> [Source]:

-- begin --

For we know that the Law is spiritual; but I am of flesh, sold into bondage to sin. For that which I am doing, I do not understand; for I am not practicing what I would like to do, but I am doing the very thing I hate. But if I do the very thing I do not wish to do, I agree with the Law, confessing that it is good. So now, no longer am I the one doing it, but sin which indwells me. (7:14–17)
The Condition
For we know that the Law is spiritual; but I am of flesh, sold into bondage to sin. (7:14)
The conjunction for carries the idea of because and indicates that Paul is not introducing a new subject but is giving a defense of what he has just said. He begins by again affirming that the Law is not the problem, because it is spiritual. Salvation by grace through faith does not replace or devalue the Law, because the law was never a means of salvation. As observed previously, Hebrews 11 and many other passages of Scripture make clear that the only means of salvation has always been the provision and power of God’s grace working through the channel of man’s faith.
“But I,” Paul continues, “am still of the flesh. I am still earth-bound and mortal.” It is important to note that the apostle does not say he is still in the flesh but that he is still of it. He has already explained that believers are no longer “in the flesh” (7:5; cf. 8:8), no longer bound by and enslaved to its sinfulness as they once were. The idea is that, although believers are not still in the flesh, the flesh is still in them. In his first letter to the church at Corinth, Paul describes the Christians there as “men of flesh … babes in Christ” (1 Cor. 3:1). As the apostle confesses later in the present passage, using the present tense, “I know that nothing good dwells in me, that is, in my flesh” (7:18). Even as an apostle of Jesus Christ he possessed a remnant of the sinfulness that characterizes all human beings, including those who, in Christ, are saved from its total mastery and its condemnation.
But the Christian’s spirit, his inner self, has been completely and forever cleansed of sin. It is for that reason that, at death, he is prepared to enter God’s presence in perfect holiness and purity. Because his spiritual rebirth has already occurred, his flesh, with its remaining sin, is left behind.
Every well-taught and honest Christian is aware that his life falls far short of God’s perfect standard of righteousness and that he falls back into sin with disturbing frequency. He is no longer of his former father, the devil (John 8:44); he no longer loves the world (1 John 2:15); and he is no longer sin’s slave-but he is still subject to its deceit and is still attracted by many of its allurements. Yet the Christian cannot be happy with his sin, because it is contrary to his new nature and because he knows that it grieves his Lord as well as his own conscience.
The story is told of an unbeliever who, when he heard of the gospel of salvation by grace alone, commented, “If I could believe that salvation is free and is received only by faith, I would believe and then take my fill of sin.” The person witnessing to him wisely replied, “How much sin do you think it would take to fill a true Christian to satisfaction?” His point was that a person who has not lost his appetite for sin cannot be truly converted.

-- end --

> [Information supplied]:
-- begin --

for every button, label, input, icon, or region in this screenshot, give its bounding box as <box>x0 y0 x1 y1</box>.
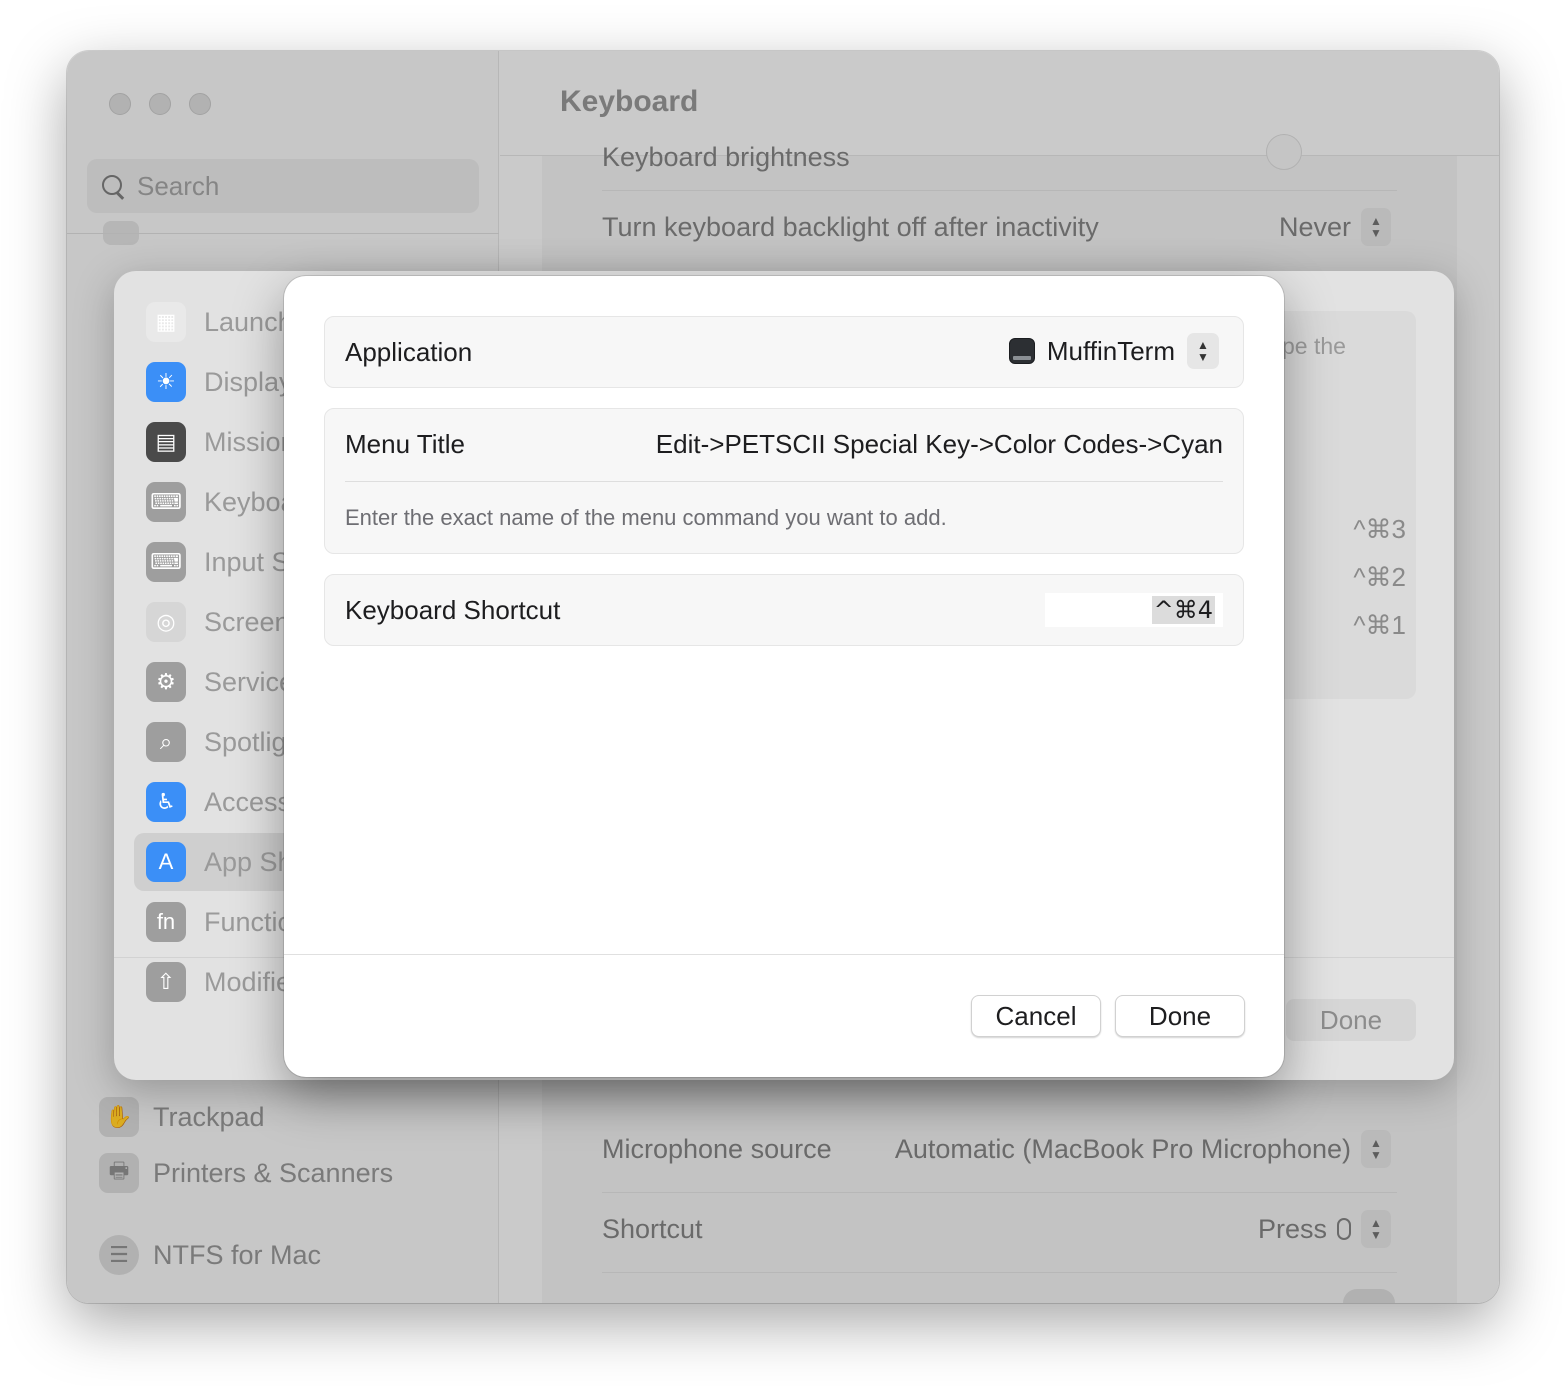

-- end --

In the commentary on Paul's words about the Law, which chapter of Hebrews is cited as showing that salvation has always come through God's grace working through man's faith?

> [Result of the exercise]: Hebrews 11